STATED PROBLEM:
Filter the listing and keep only the lines with the word "Ethereum".
-- start of RECORDS SUPPLIED --
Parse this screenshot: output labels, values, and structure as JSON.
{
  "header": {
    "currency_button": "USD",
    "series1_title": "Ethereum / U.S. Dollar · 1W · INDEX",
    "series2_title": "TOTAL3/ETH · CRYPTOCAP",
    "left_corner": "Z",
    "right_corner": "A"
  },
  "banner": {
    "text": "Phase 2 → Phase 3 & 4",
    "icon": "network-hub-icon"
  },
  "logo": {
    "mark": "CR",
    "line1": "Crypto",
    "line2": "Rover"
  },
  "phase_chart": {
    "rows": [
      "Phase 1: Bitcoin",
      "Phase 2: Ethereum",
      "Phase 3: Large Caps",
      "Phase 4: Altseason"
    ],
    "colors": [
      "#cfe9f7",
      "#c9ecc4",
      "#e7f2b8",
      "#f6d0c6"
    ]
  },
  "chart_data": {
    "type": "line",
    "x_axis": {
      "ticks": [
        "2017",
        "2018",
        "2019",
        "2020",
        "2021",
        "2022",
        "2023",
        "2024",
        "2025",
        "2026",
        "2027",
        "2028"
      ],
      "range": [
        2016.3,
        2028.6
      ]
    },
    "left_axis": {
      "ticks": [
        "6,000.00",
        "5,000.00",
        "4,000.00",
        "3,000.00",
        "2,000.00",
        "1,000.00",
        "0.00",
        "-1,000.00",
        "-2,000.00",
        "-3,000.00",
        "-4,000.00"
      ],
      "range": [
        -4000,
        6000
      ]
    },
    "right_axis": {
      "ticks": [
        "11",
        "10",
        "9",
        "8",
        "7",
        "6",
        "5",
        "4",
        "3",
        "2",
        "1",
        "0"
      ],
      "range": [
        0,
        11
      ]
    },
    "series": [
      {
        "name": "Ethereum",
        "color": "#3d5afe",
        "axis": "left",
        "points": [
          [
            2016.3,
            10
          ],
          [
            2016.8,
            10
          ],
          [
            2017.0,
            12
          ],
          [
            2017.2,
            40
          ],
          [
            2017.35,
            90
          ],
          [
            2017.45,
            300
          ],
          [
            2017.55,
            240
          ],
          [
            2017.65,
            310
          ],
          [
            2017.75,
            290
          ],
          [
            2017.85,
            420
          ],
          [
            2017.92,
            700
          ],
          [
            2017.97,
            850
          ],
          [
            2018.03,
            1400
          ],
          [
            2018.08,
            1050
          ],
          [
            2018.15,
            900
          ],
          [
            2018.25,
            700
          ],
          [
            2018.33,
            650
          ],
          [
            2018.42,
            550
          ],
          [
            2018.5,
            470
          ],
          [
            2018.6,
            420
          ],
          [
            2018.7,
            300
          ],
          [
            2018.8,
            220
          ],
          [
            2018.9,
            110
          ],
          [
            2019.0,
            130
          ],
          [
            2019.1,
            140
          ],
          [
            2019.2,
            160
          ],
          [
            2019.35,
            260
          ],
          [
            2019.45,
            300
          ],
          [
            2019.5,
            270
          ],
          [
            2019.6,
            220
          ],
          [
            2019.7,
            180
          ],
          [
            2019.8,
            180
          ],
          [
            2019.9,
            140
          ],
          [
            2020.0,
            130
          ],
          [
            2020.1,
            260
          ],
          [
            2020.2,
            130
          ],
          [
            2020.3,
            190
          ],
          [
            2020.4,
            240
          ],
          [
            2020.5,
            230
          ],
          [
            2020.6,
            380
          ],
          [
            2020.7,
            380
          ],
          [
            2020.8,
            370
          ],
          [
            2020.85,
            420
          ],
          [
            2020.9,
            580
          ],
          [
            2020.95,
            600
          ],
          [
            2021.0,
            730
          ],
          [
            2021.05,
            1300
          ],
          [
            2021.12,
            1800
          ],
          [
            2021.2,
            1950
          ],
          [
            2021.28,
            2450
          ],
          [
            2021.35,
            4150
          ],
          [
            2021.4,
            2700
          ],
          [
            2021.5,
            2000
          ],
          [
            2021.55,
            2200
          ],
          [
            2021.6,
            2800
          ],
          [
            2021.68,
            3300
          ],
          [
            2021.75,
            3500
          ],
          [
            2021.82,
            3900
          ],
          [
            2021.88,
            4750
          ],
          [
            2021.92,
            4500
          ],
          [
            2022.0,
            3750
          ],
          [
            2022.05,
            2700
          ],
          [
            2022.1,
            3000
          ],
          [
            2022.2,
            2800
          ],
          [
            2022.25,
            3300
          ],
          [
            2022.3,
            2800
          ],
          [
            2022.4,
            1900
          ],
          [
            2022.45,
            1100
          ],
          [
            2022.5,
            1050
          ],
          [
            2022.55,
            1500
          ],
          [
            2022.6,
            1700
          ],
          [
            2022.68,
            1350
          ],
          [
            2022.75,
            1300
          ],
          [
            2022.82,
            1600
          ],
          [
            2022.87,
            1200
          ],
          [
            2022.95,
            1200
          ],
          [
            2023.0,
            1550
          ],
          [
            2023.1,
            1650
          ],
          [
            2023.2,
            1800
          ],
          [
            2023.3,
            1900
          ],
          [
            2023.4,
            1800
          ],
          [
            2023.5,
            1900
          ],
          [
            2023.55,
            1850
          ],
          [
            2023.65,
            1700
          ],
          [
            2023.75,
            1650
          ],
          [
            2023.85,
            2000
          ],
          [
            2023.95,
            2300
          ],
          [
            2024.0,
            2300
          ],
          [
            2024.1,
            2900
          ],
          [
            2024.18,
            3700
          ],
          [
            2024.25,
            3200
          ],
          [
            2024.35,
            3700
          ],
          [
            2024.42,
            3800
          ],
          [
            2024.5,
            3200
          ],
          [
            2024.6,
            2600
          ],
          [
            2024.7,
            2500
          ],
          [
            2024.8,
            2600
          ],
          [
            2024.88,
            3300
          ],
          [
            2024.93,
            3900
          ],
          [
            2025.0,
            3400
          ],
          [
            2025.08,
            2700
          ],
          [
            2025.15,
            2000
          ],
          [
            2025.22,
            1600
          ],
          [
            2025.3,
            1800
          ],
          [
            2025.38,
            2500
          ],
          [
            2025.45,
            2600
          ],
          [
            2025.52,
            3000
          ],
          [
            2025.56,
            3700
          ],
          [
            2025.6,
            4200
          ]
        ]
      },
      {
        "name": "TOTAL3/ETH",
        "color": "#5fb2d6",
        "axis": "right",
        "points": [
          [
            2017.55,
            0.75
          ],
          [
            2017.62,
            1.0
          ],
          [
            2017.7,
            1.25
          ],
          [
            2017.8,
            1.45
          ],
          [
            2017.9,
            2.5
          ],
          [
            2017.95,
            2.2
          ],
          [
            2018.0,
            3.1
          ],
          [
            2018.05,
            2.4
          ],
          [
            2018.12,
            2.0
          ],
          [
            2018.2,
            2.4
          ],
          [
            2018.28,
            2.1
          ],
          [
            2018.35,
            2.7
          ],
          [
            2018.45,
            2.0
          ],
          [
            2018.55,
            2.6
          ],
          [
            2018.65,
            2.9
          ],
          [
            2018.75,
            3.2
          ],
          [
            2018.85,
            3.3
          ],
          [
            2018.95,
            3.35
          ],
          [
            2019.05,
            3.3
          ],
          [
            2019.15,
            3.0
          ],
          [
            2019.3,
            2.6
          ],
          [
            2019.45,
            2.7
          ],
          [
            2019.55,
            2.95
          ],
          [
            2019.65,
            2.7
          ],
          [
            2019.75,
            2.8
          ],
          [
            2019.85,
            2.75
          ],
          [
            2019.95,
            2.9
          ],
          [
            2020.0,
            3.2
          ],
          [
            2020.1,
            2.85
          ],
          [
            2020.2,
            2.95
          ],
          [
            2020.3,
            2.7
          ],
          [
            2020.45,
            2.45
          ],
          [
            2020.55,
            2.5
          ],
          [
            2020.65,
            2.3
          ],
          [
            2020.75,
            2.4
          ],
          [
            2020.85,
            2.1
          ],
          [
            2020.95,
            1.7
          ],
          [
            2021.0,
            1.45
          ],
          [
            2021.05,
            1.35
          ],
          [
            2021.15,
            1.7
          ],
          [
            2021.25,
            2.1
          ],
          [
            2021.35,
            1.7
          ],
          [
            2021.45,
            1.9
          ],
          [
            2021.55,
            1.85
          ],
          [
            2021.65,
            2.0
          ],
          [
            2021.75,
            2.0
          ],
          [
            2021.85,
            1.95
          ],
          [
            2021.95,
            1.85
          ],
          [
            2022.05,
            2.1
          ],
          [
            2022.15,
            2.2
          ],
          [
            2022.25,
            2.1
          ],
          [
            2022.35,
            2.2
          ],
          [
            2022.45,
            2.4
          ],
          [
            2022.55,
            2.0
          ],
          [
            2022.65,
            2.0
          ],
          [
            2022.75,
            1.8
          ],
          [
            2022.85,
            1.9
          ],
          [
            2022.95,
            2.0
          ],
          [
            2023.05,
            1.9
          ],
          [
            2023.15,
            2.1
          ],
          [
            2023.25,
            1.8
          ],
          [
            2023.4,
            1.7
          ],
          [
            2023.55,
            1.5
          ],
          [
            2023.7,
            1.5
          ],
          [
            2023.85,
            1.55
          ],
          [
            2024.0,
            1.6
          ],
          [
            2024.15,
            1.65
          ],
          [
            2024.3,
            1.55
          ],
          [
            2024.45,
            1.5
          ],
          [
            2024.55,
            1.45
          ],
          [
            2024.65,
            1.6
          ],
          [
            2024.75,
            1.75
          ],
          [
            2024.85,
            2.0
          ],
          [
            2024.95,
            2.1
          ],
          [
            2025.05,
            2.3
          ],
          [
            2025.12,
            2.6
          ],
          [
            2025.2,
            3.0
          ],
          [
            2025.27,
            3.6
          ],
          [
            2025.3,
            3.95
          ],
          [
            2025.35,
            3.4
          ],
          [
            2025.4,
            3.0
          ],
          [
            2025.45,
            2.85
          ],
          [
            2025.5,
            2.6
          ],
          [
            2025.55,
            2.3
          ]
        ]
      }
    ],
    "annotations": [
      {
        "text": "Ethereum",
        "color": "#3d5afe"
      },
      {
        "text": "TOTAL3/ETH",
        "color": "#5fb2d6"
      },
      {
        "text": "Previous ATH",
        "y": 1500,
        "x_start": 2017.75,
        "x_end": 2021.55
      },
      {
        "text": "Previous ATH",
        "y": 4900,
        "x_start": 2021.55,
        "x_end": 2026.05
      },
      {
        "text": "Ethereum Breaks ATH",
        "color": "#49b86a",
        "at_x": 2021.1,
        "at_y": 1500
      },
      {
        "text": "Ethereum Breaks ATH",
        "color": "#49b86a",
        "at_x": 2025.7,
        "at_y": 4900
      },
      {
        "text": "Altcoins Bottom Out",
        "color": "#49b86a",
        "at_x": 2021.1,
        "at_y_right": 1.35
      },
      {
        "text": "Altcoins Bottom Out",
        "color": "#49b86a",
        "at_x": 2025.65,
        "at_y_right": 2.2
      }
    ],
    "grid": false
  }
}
-- end of RECORDS SUPPLIED --
ANSWER TO THE PROBLEM:
    "series1_title": "Ethereum / U.S. Dollar · 1W · INDEX",
      "Phase 2: Ethereum",
        "name": "Ethereum",
        "text": "Ethereum",
        "text": "Ethereum Breaks ATH",
        "text": "Ethereum Breaks ATH",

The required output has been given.